== What the task requires ==
Omit every picture and return the rest of the data unaltered.

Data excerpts

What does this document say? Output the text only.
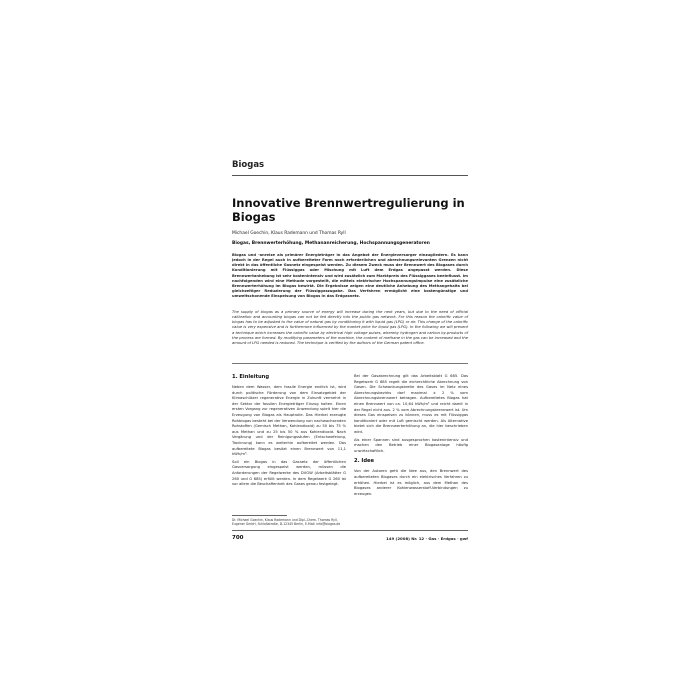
Biogas
Innovative Brennwertregulierung in Biogas
Michael Goechin, Klaus Rademann und Thomas Ryll
Biogas, Brennwerterhöhung, Methananreicherung, Hochspannungsgeneratoren
Biogas und -anreize als primärer Energieträger in das Angebot der Energieversorger einzugliedern. Es kann jedoch in der Regel auch in aufbereiteter Form noch erforderlichen und abrechnungsrelevanten Grenzen nicht direkt in das öffentliche Gasnetz eingespeist werden. Zu diesem Zweck muss der Brennwert des Biogases durch Konditionierung mit Flüssiggas oder Mischung mit Luft dem Erdgas angepasst werden. Diese Brennwertanhebung ist sehr kostenintensiv und wird zusätzlich zum Marktpreis des Flüssiggases beeinflusst. Im nachfolgenden wird eine Methode vorgestellt, die mittels elektrischer Hochspannungsimpulse eine zusätzliche Brennwerterhöhung im Biogas bewirkt. Die Ergebnisse zeigen eine deutliche Anhebung des Methangehalts bei gleichzeitiger Reduzierung der Flüssiggaszugabe. Das Verfahren ermöglicht eine kostengünstige und umweltschonende Einspeisung von Biogas in das Erdgasnetz.
The supply of biogas as a primary source of energy will increase during the next years, but due to the need of official calibration and accounting biogas can not be fed directly into the public gas network. For this reason the calorific value of biogas has to be adjusted to the value of natural gas by conditioning it with liquid gas (LPG) or air. This change of the calorific value is very expensive and is furthermore influenced by the market price for liquid gas (LPG). In the following we will present a technique which increases the calorific value by electrical high voltage pulses, whereby hydrogen and carbon by-products of the process are formed. By modifying parameters of the machine, the content of methane in the gas can be increased and the amount of LPG needed is reduced. The technique is verified by the authors of the German patent office.
1. Einleitung

Neben dem Wasser, dem fossile Energie endlich ist, wird durch politische Förderung von dem Einsatzgebiet der Klimaschützer regenerative Energie in Zukunft vermehrt in der Sektor der fossilen Energieträger Einzug halten. Einen ersten Vorgang zur regenerativen Anwendung spielt hier die Erzeugung von Biogas als Hauptrolle. Das Hierbei erzeugte Rohbiogas besteht bei der Verwendung von nachwachsenden Rohstoffen (Gemisch Methan, Kohlendioxid) zu 50 bis 75 % aus Methan und zu 25 bis 50 % aus Kohlendioxid. Nach Vergärung und der Reinigungsstufen (Entschwefelung, Trocknung) kann es weiterhin aufbereitet werden. Das aufbereitete Biogas besitzt einen Brennwert von 11,1 kWh/m³.

Soll ein Biogas in das Gasnetz der öffentlichen Gasversorgung eingespeist werden, müssen die Anforderungen der Regelwerke des DVGW (Arbeitsblätter G 260 und G 685) erfüllt werden. In dem Regelwerk G 260 ist vor allem die Beschaffenheit des Gases genau festgelegt.

Bei der Gasabrechnung gilt das Arbeitsblatt G 685. Das Regelwerk G 685 regelt die eichrechtliche Abrechnung von Gasen. Die Schwankungsbreite des Gases im Netz eines Abrechnungsbezirks darf maximal ± 2 % vom Abrechnungsbrennwert betragen. Aufbereitetes Biogas hat einen Brennwert von ca. 10,64 kWh/m³ und reicht damit in der Regel nicht aus. 2 % vom Abrechnungsbrennwert ist. Um dieses Gas einspeisen zu können, muss es mit Flüssiggas konditioniert oder mit Luft gemischt werden. Als Alternative bietet sich die Brennwerterhöhung an, die hier beschrieben wird.

Als einer Spannen sind ausgesprochen kostenintensiv und machen den Betrieb einer Biogasanlage häufig unwirtschaftlich.

2. Idee

Von der Autoren geht die Idee aus, den Brennwert des aufbereiteten Biogases durch ein elektrisches Verfahren zu erhöhen. Hierbei ist es möglich, aus dem Methan des Biogases anderer Kohlenwasserstoff-Verbindungen zu erzeugen.

Dr. Michael Goechin, Klaus Rademann und Dipl.-Chem. Thomas Ryll, Eugener GmbH, Schloßstraße, D-12345 Berlin, E-Mail: info@biogas.de
700	149 (2008) Nr. 12 · Gas · Erdgas · gwf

== Solution for this problem ==
What does this document say? Output the text only.
Biogas
Innovative Brennwertregulierung in Biogas
Michael Goechin, Klaus Rademann und Thomas Ryll
Biogas, Brennwerterhöhung, Methananreicherung, Hochspannungsgeneratoren
Biogas und -anreize als primärer Energieträger in das Angebot der Energieversorger einzugliedern. Es kann jedoch in der Regel auch in aufbereiteter Form noch erforderlichen und abrechnungsrelevanten Grenzen nicht direkt in das öffentliche Gasnetz eingespeist werden. Zu diesem Zweck muss der Brennwert des Biogases durch Konditionierung mit Flüssiggas oder Mischung mit Luft dem Erdgas angepasst werden. Diese Brennwertanhebung ist sehr kostenintensiv und wird zusätzlich zum Marktpreis des Flüssiggases beeinflusst. Im nachfolgenden wird eine Methode vorgestellt, die mittels elektrischer Hochspannungsimpulse eine zusätzliche Brennwerterhöhung im Biogas bewirkt. Die Ergebnisse zeigen eine deutliche Anhebung des Methangehalts bei gleichzeitiger Reduzierung der Flüssiggaszugabe. Das Verfahren ermöglicht eine kostengünstige und umweltschonende Einspeisung von Biogas in das Erdgasnetz.
The supply of biogas as a primary source of energy will increase during the next years, but due to the need of official calibration and accounting biogas can not be fed directly into the public gas network. For this reason the calorific value of biogas has to be adjusted to the value of natural gas by conditioning it with liquid gas (LPG) or air. This change of the calorific value is very expensive and is furthermore influenced by the market price for liquid gas (LPG). In the following we will present a technique which increases the calorific value by electrical high voltage pulses, whereby hydrogen and carbon by-products of the process are formed. By modifying parameters of the machine, the content of methane in the gas can be increased and the amount of LPG needed is reduced. The technique is verified by the authors of the German patent office.
1. Einleitung

Neben dem Wasser, dem fossile Energie endlich ist, wird durch politische Förderung von dem Einsatzgebiet der Klimaschützer regenerative Energie in Zukunft vermehrt in der Sektor der fossilen Energieträger Einzug halten. Einen ersten Vorgang zur regenerativen Anwendung spielt hier die Erzeugung von Biogas als Hauptrolle. Das Hierbei erzeugte Rohbiogas besteht bei der Verwendung von nachwachsenden Rohstoffen (Gemisch Methan, Kohlendioxid) zu 50 bis 75 % aus Methan und zu 25 bis 50 % aus Kohlendioxid. Nach Vergärung und der Reinigungsstufen (Entschwefelung, Trocknung) kann es weiterhin aufbereitet werden. Das aufbereitete Biogas besitzt einen Brennwert von 11,1 kWh/m³.

Soll ein Biogas in das Gasnetz der öffentlichen Gasversorgung eingespeist werden, müssen die Anforderungen der Regelwerke des DVGW (Arbeitsblätter G 260 und G 685) erfüllt werden. In dem Regelwerk G 260 ist vor allem die Beschaffenheit des Gases genau festgelegt.

Bei der Gasabrechnung gilt das Arbeitsblatt G 685. Das Regelwerk G 685 regelt die eichrechtliche Abrechnung von Gasen. Die Schwankungsbreite des Gases im Netz eines Abrechnungsbezirks darf maximal ± 2 % vom Abrechnungsbrennwert betragen. Aufbereitetes Biogas hat einen Brennwert von ca. 10,64 kWh/m³ und reicht damit in der Regel nicht aus. 2 % vom Abrechnungsbrennwert ist. Um dieses Gas einspeisen zu können, muss es mit Flüssiggas konditioniert oder mit Luft gemischt werden. Als Alternative bietet sich die Brennwerterhöhung an, die hier beschrieben wird.

Als einer Spannen sind ausgesprochen kostenintensiv und machen den Betrieb einer Biogasanlage häufig unwirtschaftlich.

2. Idee

Von der Autoren geht die Idee aus, den Brennwert des aufbereiteten Biogases durch ein elektrisches Verfahren zu erhöhen. Hierbei ist es möglich, aus dem Methan des Biogases anderer Kohlenwasserstoff-Verbindungen zu erzeugen.

Dr. Michael Goechin, Klaus Rademann und Dipl.-Chem. Thomas Ryll, Eugener GmbH, Schloßstraße, D-12345 Berlin, E-Mail: info@biogas.de
700	149 (2008) Nr. 12 · Gas · Erdgas · gwf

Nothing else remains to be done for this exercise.